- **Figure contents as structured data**

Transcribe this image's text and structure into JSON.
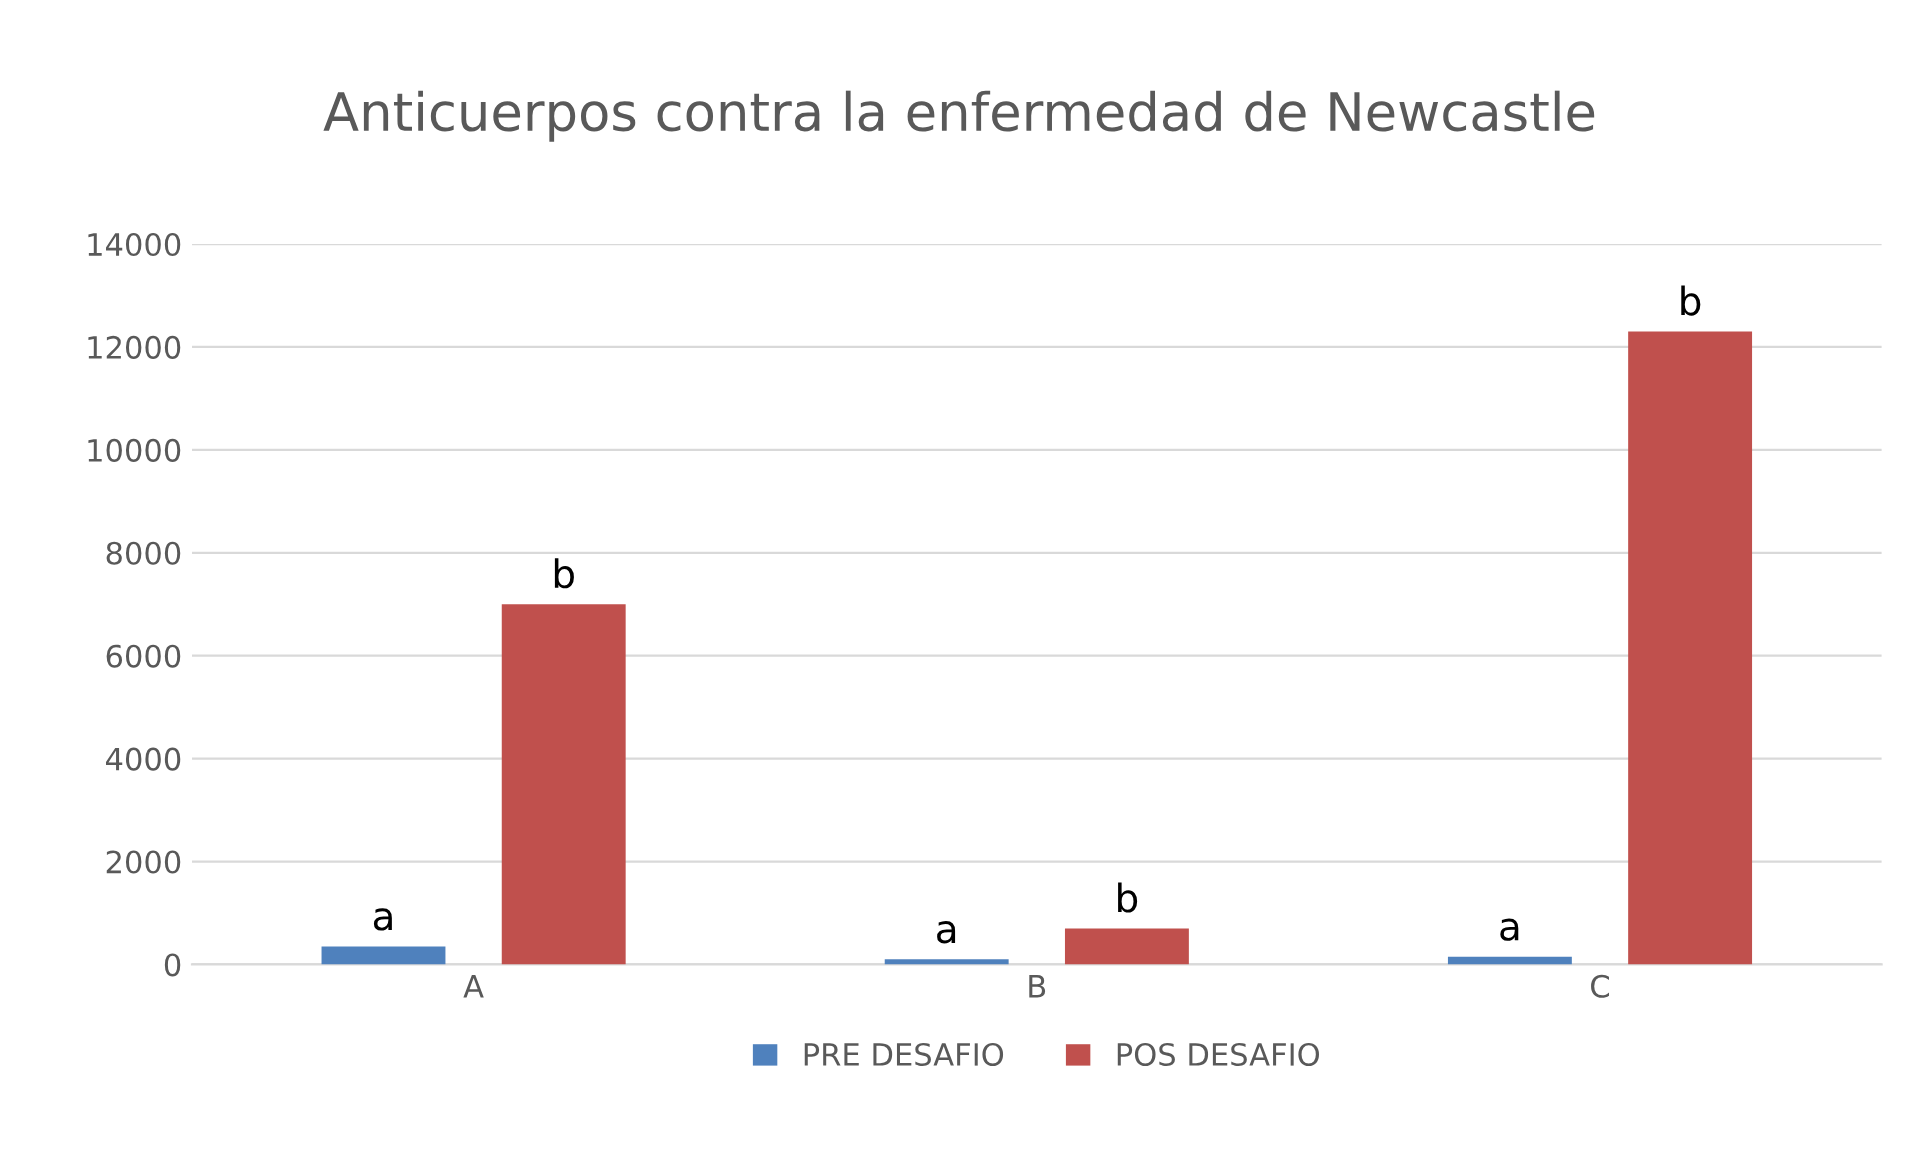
{
  "chart_data": {
    "type": "bar",
    "title": "Anticuerpos contra la enfermedad de Newcastle",
    "categories": [
      "A",
      "B",
      "C"
    ],
    "series": [
      {
        "name": "PRE DESAFIO",
        "color": "#4f81bd",
        "values": [
          350,
          100,
          150
        ],
        "value_labels": [
          "a",
          "a",
          "a"
        ]
      },
      {
        "name": "POS DESAFIO",
        "color": "#c0504d",
        "values": [
          7000,
          700,
          12300
        ],
        "value_labels": [
          "b",
          "b",
          "b"
        ]
      }
    ],
    "ylim": [
      0,
      14000
    ],
    "yticks": [
      0,
      2000,
      4000,
      6000,
      8000,
      10000,
      12000,
      14000
    ],
    "grid": "y",
    "legend": "bottom"
  }
}
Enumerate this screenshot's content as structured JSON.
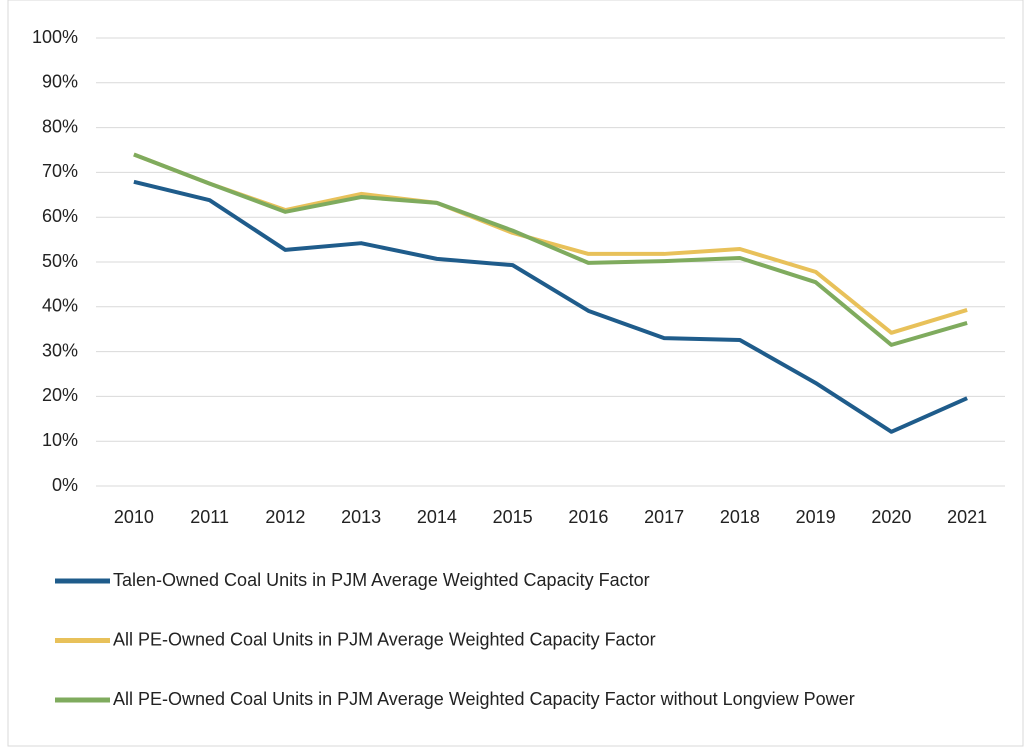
{
  "chart_data": {
    "type": "line",
    "categories": [
      "2010",
      "2011",
      "2012",
      "2013",
      "2014",
      "2015",
      "2016",
      "2017",
      "2018",
      "2019",
      "2020",
      "2021"
    ],
    "series": [
      {
        "name": "Talen-Owned Coal Units in PJM Average Weighted Capacity Factor",
        "color": "#1f5c8b",
        "values": [
          67.9,
          63.8,
          52.7,
          54.2,
          50.7,
          49.3,
          39.1,
          33.0,
          32.6,
          23.0,
          12.1,
          19.6
        ]
      },
      {
        "name": "All PE-Owned Coal Units in PJM Average Weighted Capacity Factor",
        "color": "#e8c15a",
        "values": [
          74.0,
          67.5,
          61.6,
          65.2,
          63.2,
          56.5,
          51.8,
          51.8,
          52.9,
          47.8,
          34.2,
          39.3
        ]
      },
      {
        "name": "All PE-Owned Coal Units in PJM Average Weighted Capacity Factor without Longview Power",
        "color": "#7fab5e",
        "values": [
          74.0,
          67.5,
          61.2,
          64.5,
          63.2,
          57.0,
          49.8,
          50.2,
          50.9,
          45.5,
          31.5,
          36.4
        ]
      }
    ],
    "ylim": [
      0,
      100
    ],
    "yticks": [
      {
        "value": 0,
        "label": "0%"
      },
      {
        "value": 10,
        "label": "10%"
      },
      {
        "value": 20,
        "label": "20%"
      },
      {
        "value": 30,
        "label": "30%"
      },
      {
        "value": 40,
        "label": "40%"
      },
      {
        "value": 50,
        "label": "50%"
      },
      {
        "value": 60,
        "label": "60%"
      },
      {
        "value": 70,
        "label": "70%"
      },
      {
        "value": 80,
        "label": "80%"
      },
      {
        "value": 90,
        "label": "90%"
      },
      {
        "value": 100,
        "label": "100%"
      }
    ],
    "grid": true
  }
}
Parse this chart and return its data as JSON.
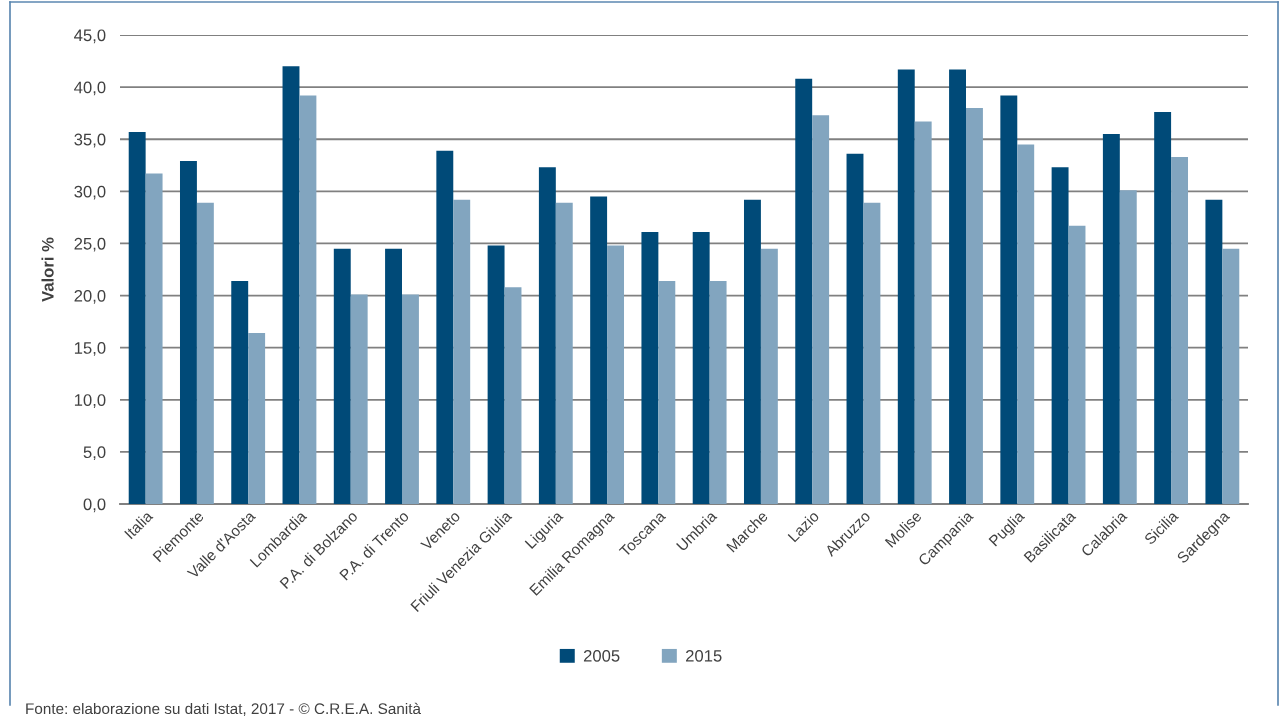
{
  "chart_data": {
    "type": "bar",
    "ylabel": "Valori %",
    "categories": [
      "Italia",
      "Piemonte",
      "Valle d'Aosta",
      "Lombardia",
      "P.A. di Bolzano",
      "P.A. di Trento",
      "Veneto",
      "Friuli Venezia Giulia",
      "Liguria",
      "Emilia Romagna",
      "Toscana",
      "Umbria",
      "Marche",
      "Lazio",
      "Abruzzo",
      "Molise",
      "Campania",
      "Puglia",
      "Basilicata",
      "Calabria",
      "Sicilia",
      "Sardegna"
    ],
    "series": [
      {
        "name": "2005",
        "color": "#004a78",
        "values": [
          35.7,
          32.9,
          21.4,
          42.0,
          24.5,
          24.5,
          33.9,
          24.8,
          32.3,
          29.5,
          26.1,
          26.1,
          29.2,
          40.8,
          33.6,
          41.7,
          41.7,
          39.2,
          32.3,
          35.5,
          37.6,
          29.2
        ]
      },
      {
        "name": "2015",
        "color": "#82a5bf",
        "values": [
          31.7,
          28.9,
          16.4,
          39.2,
          20.1,
          20.1,
          29.2,
          20.8,
          28.9,
          24.8,
          21.4,
          21.4,
          24.5,
          37.3,
          28.9,
          36.7,
          38.0,
          34.5,
          26.7,
          30.1,
          33.3,
          24.5
        ]
      }
    ],
    "ylim": [
      0,
      45
    ],
    "yticks": [
      {
        "value": 0,
        "label": "0,0"
      },
      {
        "value": 5,
        "label": "5,0"
      },
      {
        "value": 10,
        "label": "10,0"
      },
      {
        "value": 15,
        "label": "15,0"
      },
      {
        "value": 20,
        "label": "20,0"
      },
      {
        "value": 25,
        "label": "25,0"
      },
      {
        "value": 30,
        "label": "30,0"
      },
      {
        "value": 35,
        "label": "35,0"
      },
      {
        "value": 40,
        "label": "40,0"
      },
      {
        "value": 45,
        "label": "45,0"
      }
    ],
    "grid": "y",
    "legend": "bottom",
    "annotations": [
      "Fonte: elaborazione su dati Istat, 2017 - © C.R.E.A. Sanità"
    ]
  }
}
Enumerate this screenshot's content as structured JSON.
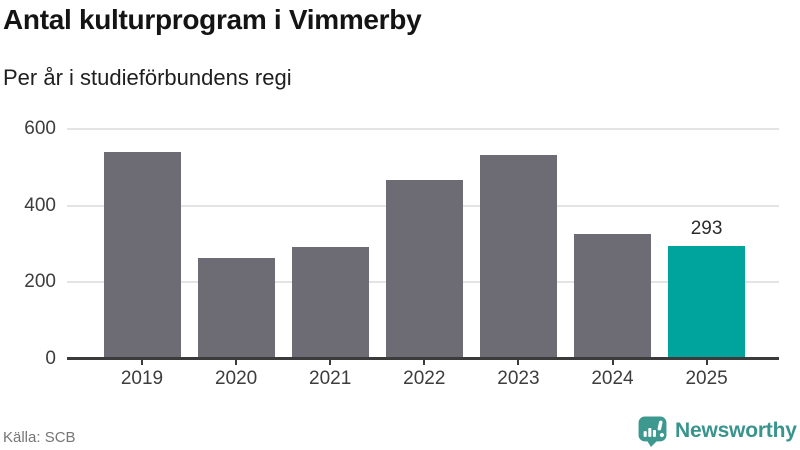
{
  "title": "Antal kulturprogram i Vimmerby",
  "subtitle": "Per år i studieförbundens regi",
  "source": "Källa: SCB",
  "brand": {
    "name": "Newsworthy",
    "icon": "newsworthy-speech-bubble-chart-icon",
    "color": "#38948c"
  },
  "colors": {
    "background": "#ffffff",
    "bar_default": "#6d6c74",
    "bar_highlight": "#00a49c",
    "axis": "#3b3b3b",
    "gridline": "#e4e4e4",
    "tick_label": "#3d3d3d",
    "value_label": "#2c2c2c",
    "source_text": "#767676"
  },
  "chart_data": {
    "type": "bar",
    "title": "Antal kulturprogram i Vimmerby",
    "subtitle": "Per år i studieförbundens regi",
    "categories": [
      "2019",
      "2020",
      "2021",
      "2022",
      "2023",
      "2024",
      "2025"
    ],
    "values": [
      540,
      263,
      292,
      467,
      532,
      326,
      293
    ],
    "value_labels": [
      "",
      "",
      "",
      "",
      "",
      "",
      "293"
    ],
    "highlight_index": 6,
    "xlabel": "",
    "ylabel": "",
    "ylim": [
      0,
      600
    ],
    "yticks": [
      0,
      200,
      400,
      600
    ],
    "ytick_labels": [
      "0",
      "200",
      "400",
      "600"
    ],
    "grid": true,
    "legend": false
  }
}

- **Stated problem**
Output the records above exactly as they are, leaving out the pictures.

- **Answer in full**
Transcribe this image's text and structure into JSON.
{
  "chart_data": {
    "type": "bar",
    "title": "Anticuerpos contra la enfermedad de Newcastle",
    "categories": [
      "A",
      "B",
      "C"
    ],
    "series": [
      {
        "name": "PRE DESAFIO",
        "color": "#4f81bd",
        "values": [
          350,
          100,
          150
        ],
        "value_labels": [
          "a",
          "a",
          "a"
        ]
      },
      {
        "name": "POS DESAFIO",
        "color": "#c0504d",
        "values": [
          7000,
          700,
          12300
        ],
        "value_labels": [
          "b",
          "b",
          "b"
        ]
      }
    ],
    "ylim": [
      0,
      14000
    ],
    "yticks": [
      0,
      2000,
      4000,
      6000,
      8000,
      10000,
      12000,
      14000
    ],
    "grid": "y",
    "legend": "bottom"
  }
}
Enumerate this screenshot's content as structured JSON.
{
  "chart_data": {
    "type": "line",
    "categories": [
      "2010",
      "2011",
      "2012",
      "2013",
      "2014",
      "2015",
      "2016",
      "2017",
      "2018",
      "2019",
      "2020",
      "2021"
    ],
    "series": [
      {
        "name": "Talen-Owned Coal Units in PJM Average Weighted Capacity Factor",
        "color": "#1f5c8b",
        "values": [
          67.9,
          63.8,
          52.7,
          54.2,
          50.7,
          49.3,
          39.1,
          33.0,
          32.6,
          23.0,
          12.1,
          19.6
        ]
      },
      {
        "name": "All PE-Owned Coal Units in PJM Average Weighted Capacity Factor",
        "color": "#e8c15a",
        "values": [
          74.0,
          67.5,
          61.6,
          65.2,
          63.2,
          56.5,
          51.8,
          51.8,
          52.9,
          47.8,
          34.2,
          39.3
        ]
      },
      {
        "name": "All PE-Owned Coal Units in PJM Average Weighted Capacity Factor without Longview Power",
        "color": "#7fab5e",
        "values": [
          74.0,
          67.5,
          61.2,
          64.5,
          63.2,
          57.0,
          49.8,
          50.2,
          50.9,
          45.5,
          31.5,
          36.4
        ]
      }
    ],
    "ylim": [
      0,
      100
    ],
    "yticks": [
      {
        "value": 0,
        "label": "0%"
      },
      {
        "value": 10,
        "label": "10%"
      },
      {
        "value": 20,
        "label": "20%"
      },
      {
        "value": 30,
        "label": "30%"
      },
      {
        "value": 40,
        "label": "40%"
      },
      {
        "value": 50,
        "label": "50%"
      },
      {
        "value": 60,
        "label": "60%"
      },
      {
        "value": 70,
        "label": "70%"
      },
      {
        "value": 80,
        "label": "80%"
      },
      {
        "value": 90,
        "label": "90%"
      },
      {
        "value": 100,
        "label": "100%"
      }
    ],
    "grid": true
  }
}
Parse this chart and return its data as JSON.
{
  "chart_data": {
    "type": "bar",
    "ylabel": "Valori %",
    "categories": [
      "Italia",
      "Piemonte",
      "Valle d'Aosta",
      "Lombardia",
      "P.A. di Bolzano",
      "P.A. di Trento",
      "Veneto",
      "Friuli Venezia Giulia",
      "Liguria",
      "Emilia Romagna",
      "Toscana",
      "Umbria",
      "Marche",
      "Lazio",
      "Abruzzo",
      "Molise",
      "Campania",
      "Puglia",
      "Basilicata",
      "Calabria",
      "Sicilia",
      "Sardegna"
    ],
    "series": [
      {
        "name": "2005",
        "color": "#004a78",
        "values": [
          35.7,
          32.9,
          21.4,
          42.0,
          24.5,
          24.5,
          33.9,
          24.8,
          32.3,
          29.5,
          26.1,
          26.1,
          29.2,
          40.8,
          33.6,
          41.7,
          41.7,
          39.2,
          32.3,
          35.5,
          37.6,
          29.2
        ]
      },
      {
        "name": "2015",
        "color": "#82a5bf",
        "values": [
          31.7,
          28.9,
          16.4,
          39.2,
          20.1,
          20.1,
          29.2,
          20.8,
          28.9,
          24.8,
          21.4,
          21.4,
          24.5,
          37.3,
          28.9,
          36.7,
          38.0,
          34.5,
          26.7,
          30.1,
          33.3,
          24.5
        ]
      }
    ],
    "ylim": [
      0,
      45
    ],
    "yticks": [
      {
        "value": 0,
        "label": "0,0"
      },
      {
        "value": 5,
        "label": "5,0"
      },
      {
        "value": 10,
        "label": "10,0"
      },
      {
        "value": 15,
        "label": "15,0"
      },
      {
        "value": 20,
        "label": "20,0"
      },
      {
        "value": 25,
        "label": "25,0"
      },
      {
        "value": 30,
        "label": "30,0"
      },
      {
        "value": 35,
        "label": "35,0"
      },
      {
        "value": 40,
        "label": "40,0"
      },
      {
        "value": 45,
        "label": "45,0"
      }
    ],
    "grid": "y",
    "legend": "bottom",
    "annotations": [
      "Fonte: elaborazione su dati Istat, 2017 - © C.R.E.A. Sanità"
    ]
  }
}
Enumerate this screenshot's content as structured JSON.
{
  "title": "Antal kulturprogram i Vimmerby",
  "subtitle": "Per år i studieförbundens regi",
  "source": "Källa: SCB",
  "brand": {
    "name": "Newsworthy",
    "icon": "newsworthy-speech-bubble-chart-icon",
    "color": "#38948c"
  },
  "colors": {
    "background": "#ffffff",
    "bar_default": "#6d6c74",
    "bar_highlight": "#00a49c",
    "axis": "#3b3b3b",
    "gridline": "#e4e4e4",
    "tick_label": "#3d3d3d",
    "value_label": "#2c2c2c",
    "source_text": "#767676"
  },
  "chart_data": {
    "type": "bar",
    "title": "Antal kulturprogram i Vimmerby",
    "subtitle": "Per år i studieförbundens regi",
    "categories": [
      "2019",
      "2020",
      "2021",
      "2022",
      "2023",
      "2024",
      "2025"
    ],
    "values": [
      540,
      263,
      292,
      467,
      532,
      326,
      293
    ],
    "value_labels": [
      "",
      "",
      "",
      "",
      "",
      "",
      "293"
    ],
    "highlight_index": 6,
    "xlabel": "",
    "ylabel": "",
    "ylim": [
      0,
      600
    ],
    "yticks": [
      0,
      200,
      400,
      600
    ],
    "ytick_labels": [
      "0",
      "200",
      "400",
      "600"
    ],
    "grid": true,
    "legend": false
  }
}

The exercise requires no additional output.